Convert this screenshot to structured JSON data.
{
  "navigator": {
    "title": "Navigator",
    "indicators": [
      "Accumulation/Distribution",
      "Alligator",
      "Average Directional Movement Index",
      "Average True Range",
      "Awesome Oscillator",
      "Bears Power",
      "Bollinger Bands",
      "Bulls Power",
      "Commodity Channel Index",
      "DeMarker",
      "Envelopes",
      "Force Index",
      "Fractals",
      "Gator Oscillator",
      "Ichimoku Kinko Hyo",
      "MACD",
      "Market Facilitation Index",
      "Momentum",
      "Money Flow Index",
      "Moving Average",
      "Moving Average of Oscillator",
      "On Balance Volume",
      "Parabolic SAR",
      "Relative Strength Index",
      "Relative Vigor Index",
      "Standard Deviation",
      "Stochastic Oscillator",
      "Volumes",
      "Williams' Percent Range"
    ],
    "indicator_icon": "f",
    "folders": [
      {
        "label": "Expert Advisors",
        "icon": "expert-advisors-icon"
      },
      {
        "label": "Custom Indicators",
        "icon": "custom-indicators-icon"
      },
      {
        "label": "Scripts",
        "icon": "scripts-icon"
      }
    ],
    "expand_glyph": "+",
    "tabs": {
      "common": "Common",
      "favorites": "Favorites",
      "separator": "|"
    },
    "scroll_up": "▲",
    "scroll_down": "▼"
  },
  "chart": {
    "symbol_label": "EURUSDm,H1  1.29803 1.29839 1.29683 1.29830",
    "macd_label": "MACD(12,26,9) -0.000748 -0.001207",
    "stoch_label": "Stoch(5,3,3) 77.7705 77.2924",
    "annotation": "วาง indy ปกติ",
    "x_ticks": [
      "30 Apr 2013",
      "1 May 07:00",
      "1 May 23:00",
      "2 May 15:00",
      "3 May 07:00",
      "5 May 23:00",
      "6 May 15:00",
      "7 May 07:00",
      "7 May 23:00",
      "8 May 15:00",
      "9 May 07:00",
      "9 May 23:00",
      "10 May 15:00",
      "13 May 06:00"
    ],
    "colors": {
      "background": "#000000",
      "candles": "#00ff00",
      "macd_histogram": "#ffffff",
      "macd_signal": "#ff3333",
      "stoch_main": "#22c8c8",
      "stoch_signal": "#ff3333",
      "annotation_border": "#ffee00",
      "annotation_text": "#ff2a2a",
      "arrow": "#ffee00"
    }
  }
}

──────────────────────────────

_Work to do_
Check each line above for the string "Moving" and show the ones that have it.

_The output_
      "Moving Average",
      "Moving Average of Oscillator",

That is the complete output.